Work out how many lines in the entries contain the string "this", and give nothing but that number.

[start Raw records]

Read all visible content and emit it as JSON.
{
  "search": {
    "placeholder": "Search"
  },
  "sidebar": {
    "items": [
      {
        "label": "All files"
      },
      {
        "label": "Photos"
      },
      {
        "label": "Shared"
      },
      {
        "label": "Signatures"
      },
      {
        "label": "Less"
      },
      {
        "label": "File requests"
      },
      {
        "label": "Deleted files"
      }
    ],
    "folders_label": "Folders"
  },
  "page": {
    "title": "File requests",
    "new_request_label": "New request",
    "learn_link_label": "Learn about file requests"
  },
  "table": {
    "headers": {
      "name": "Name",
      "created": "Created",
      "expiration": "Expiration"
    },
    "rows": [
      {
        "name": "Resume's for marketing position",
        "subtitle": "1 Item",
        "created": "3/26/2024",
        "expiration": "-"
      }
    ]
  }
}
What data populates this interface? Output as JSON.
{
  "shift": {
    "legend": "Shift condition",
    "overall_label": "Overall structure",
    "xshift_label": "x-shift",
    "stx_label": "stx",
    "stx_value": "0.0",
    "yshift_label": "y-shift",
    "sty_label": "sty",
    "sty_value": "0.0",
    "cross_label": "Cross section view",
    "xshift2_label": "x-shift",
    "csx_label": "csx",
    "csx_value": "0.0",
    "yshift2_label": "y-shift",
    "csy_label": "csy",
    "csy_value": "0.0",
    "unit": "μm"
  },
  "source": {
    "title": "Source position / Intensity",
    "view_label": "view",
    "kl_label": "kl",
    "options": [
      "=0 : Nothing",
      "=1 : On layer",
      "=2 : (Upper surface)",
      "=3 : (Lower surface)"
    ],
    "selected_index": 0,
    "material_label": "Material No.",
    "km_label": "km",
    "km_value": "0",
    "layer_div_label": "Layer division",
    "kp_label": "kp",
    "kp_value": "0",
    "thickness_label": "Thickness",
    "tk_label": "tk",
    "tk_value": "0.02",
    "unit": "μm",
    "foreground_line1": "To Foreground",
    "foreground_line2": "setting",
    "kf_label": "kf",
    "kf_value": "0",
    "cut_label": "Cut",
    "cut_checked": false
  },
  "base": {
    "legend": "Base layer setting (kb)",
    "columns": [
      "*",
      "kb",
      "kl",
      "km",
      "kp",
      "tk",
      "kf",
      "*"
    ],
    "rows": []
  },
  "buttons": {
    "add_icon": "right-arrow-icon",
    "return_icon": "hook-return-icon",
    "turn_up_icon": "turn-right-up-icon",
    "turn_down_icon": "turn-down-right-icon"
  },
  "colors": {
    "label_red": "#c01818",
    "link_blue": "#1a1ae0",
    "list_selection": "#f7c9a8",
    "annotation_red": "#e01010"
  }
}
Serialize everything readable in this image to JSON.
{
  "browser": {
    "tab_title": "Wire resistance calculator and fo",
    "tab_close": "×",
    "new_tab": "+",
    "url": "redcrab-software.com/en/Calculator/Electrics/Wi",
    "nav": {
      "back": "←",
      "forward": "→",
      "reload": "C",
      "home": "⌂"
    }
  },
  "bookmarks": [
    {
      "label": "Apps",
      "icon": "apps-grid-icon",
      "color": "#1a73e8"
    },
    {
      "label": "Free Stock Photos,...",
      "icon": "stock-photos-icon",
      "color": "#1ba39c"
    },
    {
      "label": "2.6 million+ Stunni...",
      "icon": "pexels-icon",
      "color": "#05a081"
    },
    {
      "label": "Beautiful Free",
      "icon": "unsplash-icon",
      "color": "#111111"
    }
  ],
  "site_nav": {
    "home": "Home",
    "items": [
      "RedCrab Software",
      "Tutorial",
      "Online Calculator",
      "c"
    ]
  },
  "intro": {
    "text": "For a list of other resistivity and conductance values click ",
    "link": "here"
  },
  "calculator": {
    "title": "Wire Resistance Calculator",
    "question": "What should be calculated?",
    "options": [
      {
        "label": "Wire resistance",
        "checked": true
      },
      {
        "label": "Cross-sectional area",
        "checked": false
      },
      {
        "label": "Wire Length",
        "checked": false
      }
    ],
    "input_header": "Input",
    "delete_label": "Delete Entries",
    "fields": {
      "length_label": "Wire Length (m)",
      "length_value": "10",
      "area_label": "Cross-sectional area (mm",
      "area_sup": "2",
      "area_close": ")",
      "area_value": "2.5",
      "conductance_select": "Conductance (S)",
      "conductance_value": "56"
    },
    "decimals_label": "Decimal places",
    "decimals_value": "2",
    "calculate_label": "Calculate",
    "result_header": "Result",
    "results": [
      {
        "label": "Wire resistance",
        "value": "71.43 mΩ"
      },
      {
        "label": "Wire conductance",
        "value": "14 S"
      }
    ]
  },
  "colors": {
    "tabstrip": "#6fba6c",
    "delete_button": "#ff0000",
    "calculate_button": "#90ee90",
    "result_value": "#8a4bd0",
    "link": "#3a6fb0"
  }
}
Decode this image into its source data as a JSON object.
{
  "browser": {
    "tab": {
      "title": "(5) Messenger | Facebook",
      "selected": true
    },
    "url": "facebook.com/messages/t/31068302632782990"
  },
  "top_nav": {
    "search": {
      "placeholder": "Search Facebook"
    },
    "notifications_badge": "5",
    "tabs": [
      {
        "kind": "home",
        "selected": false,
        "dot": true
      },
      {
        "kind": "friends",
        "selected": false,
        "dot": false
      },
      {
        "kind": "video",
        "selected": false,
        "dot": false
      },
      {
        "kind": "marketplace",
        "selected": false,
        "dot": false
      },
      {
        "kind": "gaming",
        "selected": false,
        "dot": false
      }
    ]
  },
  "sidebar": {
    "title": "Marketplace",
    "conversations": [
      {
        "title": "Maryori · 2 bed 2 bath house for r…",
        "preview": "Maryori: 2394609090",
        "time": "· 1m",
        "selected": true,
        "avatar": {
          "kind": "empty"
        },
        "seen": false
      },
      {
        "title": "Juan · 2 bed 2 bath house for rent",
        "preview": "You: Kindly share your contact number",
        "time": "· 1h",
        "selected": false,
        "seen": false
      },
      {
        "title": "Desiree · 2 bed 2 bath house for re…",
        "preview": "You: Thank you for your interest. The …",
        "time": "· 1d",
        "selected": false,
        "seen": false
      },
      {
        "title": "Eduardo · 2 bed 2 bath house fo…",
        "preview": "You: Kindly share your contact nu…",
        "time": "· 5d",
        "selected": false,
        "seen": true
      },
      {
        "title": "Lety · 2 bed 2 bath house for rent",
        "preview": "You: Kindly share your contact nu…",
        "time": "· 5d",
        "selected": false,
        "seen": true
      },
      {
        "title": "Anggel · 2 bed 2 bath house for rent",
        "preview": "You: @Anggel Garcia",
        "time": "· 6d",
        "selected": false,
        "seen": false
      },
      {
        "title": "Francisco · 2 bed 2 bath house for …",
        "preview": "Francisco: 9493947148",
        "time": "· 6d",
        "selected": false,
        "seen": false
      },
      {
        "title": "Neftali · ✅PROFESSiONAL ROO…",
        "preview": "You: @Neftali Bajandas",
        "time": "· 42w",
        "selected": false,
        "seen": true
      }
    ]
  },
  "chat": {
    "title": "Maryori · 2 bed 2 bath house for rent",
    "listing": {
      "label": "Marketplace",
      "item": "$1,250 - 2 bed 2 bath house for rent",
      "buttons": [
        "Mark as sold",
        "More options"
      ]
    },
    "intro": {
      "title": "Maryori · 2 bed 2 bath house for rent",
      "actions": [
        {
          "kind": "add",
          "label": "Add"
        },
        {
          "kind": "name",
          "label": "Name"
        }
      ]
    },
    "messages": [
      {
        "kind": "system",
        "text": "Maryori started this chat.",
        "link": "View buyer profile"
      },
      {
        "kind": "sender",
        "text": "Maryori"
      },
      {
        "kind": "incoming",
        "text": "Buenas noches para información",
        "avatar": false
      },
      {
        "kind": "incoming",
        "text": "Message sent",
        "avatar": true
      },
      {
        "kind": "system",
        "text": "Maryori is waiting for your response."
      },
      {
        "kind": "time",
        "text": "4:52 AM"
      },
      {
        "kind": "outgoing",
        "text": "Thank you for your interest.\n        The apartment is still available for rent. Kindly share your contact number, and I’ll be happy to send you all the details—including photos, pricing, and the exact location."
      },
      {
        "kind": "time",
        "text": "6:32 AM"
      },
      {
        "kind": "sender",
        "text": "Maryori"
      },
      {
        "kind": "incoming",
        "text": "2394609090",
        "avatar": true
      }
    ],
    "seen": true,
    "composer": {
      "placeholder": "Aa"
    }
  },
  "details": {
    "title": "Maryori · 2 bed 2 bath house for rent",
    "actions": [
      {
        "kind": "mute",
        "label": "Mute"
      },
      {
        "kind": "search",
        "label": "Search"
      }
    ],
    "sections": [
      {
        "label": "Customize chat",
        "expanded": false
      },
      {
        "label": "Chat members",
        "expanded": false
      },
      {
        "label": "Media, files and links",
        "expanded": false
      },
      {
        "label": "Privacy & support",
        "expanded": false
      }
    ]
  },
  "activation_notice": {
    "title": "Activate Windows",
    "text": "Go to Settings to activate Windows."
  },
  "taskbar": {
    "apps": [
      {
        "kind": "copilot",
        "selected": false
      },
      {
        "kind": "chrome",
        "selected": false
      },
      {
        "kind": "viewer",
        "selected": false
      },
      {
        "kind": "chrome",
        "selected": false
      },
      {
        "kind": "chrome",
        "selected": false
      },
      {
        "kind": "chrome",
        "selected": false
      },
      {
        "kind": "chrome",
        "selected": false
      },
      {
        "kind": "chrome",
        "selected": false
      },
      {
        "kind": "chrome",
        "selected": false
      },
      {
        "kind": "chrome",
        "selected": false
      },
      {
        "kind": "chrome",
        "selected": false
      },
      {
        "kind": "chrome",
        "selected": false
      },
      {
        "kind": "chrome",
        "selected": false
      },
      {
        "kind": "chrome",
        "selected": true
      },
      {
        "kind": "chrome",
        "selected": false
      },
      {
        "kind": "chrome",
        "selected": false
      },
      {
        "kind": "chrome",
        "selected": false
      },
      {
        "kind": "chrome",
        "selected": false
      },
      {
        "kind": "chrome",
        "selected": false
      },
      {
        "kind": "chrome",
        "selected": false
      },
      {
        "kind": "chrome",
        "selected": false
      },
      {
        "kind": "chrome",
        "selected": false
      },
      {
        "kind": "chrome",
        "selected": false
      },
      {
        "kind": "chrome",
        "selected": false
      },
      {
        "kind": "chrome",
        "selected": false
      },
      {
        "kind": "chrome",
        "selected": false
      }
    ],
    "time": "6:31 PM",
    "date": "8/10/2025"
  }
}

[end Raw records]

▸ **Response to the task**: 4